Material for this exercise.
══════════

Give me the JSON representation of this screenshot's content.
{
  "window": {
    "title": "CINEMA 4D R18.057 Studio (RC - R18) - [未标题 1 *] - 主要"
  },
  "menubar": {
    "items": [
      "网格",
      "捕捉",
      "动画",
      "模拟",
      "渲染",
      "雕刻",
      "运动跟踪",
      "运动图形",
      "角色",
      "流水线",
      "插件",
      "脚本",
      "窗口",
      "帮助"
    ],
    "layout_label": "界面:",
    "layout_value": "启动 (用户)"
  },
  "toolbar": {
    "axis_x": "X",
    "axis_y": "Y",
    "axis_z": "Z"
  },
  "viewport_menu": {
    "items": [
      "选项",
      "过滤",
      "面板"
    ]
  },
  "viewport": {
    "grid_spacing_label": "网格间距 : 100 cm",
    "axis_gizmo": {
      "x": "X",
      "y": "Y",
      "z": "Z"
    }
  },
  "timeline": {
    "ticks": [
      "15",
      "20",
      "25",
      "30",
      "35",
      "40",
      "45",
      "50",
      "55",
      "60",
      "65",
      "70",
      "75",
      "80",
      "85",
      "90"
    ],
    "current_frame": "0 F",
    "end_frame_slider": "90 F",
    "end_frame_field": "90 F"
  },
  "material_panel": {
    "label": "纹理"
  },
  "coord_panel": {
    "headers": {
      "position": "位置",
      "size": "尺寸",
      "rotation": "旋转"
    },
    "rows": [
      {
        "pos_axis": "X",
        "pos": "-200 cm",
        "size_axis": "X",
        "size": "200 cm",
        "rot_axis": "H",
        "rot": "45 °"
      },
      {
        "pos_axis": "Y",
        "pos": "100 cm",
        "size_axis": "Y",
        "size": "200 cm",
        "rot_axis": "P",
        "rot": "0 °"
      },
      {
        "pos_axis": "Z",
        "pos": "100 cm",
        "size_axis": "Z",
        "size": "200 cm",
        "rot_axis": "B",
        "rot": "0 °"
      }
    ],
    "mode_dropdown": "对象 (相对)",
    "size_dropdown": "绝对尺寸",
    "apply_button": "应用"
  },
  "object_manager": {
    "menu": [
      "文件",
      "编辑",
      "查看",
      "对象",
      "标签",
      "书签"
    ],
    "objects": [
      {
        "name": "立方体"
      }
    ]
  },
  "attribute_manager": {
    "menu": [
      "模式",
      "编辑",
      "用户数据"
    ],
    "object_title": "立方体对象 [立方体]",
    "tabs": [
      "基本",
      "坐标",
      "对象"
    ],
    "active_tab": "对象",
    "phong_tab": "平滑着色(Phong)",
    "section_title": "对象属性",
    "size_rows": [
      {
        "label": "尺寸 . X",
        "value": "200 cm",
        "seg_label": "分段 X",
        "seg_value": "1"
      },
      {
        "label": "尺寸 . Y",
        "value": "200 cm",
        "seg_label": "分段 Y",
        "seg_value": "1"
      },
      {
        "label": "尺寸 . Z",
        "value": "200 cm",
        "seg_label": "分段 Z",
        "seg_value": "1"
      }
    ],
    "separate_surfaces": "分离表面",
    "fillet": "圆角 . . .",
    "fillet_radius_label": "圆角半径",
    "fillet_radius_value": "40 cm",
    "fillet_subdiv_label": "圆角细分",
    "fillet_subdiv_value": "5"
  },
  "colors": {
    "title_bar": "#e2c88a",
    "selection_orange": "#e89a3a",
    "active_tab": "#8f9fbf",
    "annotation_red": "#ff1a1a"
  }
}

══════════

Request.
Type out the entries again, word for word.

The solution.
Give me the JSON representation of this screenshot's content.
{
  "window": {
    "title": "CINEMA 4D R18.057 Studio (RC - R18) - [未标题 1 *] - 主要"
  },
  "menubar": {
    "items": [
      "网格",
      "捕捉",
      "动画",
      "模拟",
      "渲染",
      "雕刻",
      "运动跟踪",
      "运动图形",
      "角色",
      "流水线",
      "插件",
      "脚本",
      "窗口",
      "帮助"
    ],
    "layout_label": "界面:",
    "layout_value": "启动 (用户)"
  },
  "toolbar": {
    "axis_x": "X",
    "axis_y": "Y",
    "axis_z": "Z"
  },
  "viewport_menu": {
    "items": [
      "选项",
      "过滤",
      "面板"
    ]
  },
  "viewport": {
    "grid_spacing_label": "网格间距 : 100 cm",
    "axis_gizmo": {
      "x": "X",
      "y": "Y",
      "z": "Z"
    }
  },
  "timeline": {
    "ticks": [
      "15",
      "20",
      "25",
      "30",
      "35",
      "40",
      "45",
      "50",
      "55",
      "60",
      "65",
      "70",
      "75",
      "80",
      "85",
      "90"
    ],
    "current_frame": "0 F",
    "end_frame_slider": "90 F",
    "end_frame_field": "90 F"
  },
  "material_panel": {
    "label": "纹理"
  },
  "coord_panel": {
    "headers": {
      "position": "位置",
      "size": "尺寸",
      "rotation": "旋转"
    },
    "rows": [
      {
        "pos_axis": "X",
        "pos": "-200 cm",
        "size_axis": "X",
        "size": "200 cm",
        "rot_axis": "H",
        "rot": "45 °"
      },
      {
        "pos_axis": "Y",
        "pos": "100 cm",
        "size_axis": "Y",
        "size": "200 cm",
        "rot_axis": "P",
        "rot": "0 °"
      },
      {
        "pos_axis": "Z",
        "pos": "100 cm",
        "size_axis": "Z",
        "size": "200 cm",
        "rot_axis": "B",
        "rot": "0 °"
      }
    ],
    "mode_dropdown": "对象 (相对)",
    "size_dropdown": "绝对尺寸",
    "apply_button": "应用"
  },
  "object_manager": {
    "menu": [
      "文件",
      "编辑",
      "查看",
      "对象",
      "标签",
      "书签"
    ],
    "objects": [
      {
        "name": "立方体"
      }
    ]
  },
  "attribute_manager": {
    "menu": [
      "模式",
      "编辑",
      "用户数据"
    ],
    "object_title": "立方体对象 [立方体]",
    "tabs": [
      "基本",
      "坐标",
      "对象"
    ],
    "active_tab": "对象",
    "phong_tab": "平滑着色(Phong)",
    "section_title": "对象属性",
    "size_rows": [
      {
        "label": "尺寸 . X",
        "value": "200 cm",
        "seg_label": "分段 X",
        "seg_value": "1"
      },
      {
        "label": "尺寸 . Y",
        "value": "200 cm",
        "seg_label": "分段 Y",
        "seg_value": "1"
      },
      {
        "label": "尺寸 . Z",
        "value": "200 cm",
        "seg_label": "分段 Z",
        "seg_value": "1"
      }
    ],
    "separate_surfaces": "分离表面",
    "fillet": "圆角 . . .",
    "fillet_radius_label": "圆角半径",
    "fillet_radius_value": "40 cm",
    "fillet_subdiv_label": "圆角细分",
    "fillet_subdiv_value": "5"
  },
  "colors": {
    "title_bar": "#e2c88a",
    "selection_orange": "#e89a3a",
    "active_tab": "#8f9fbf",
    "annotation_red": "#ff1a1a"
  }
}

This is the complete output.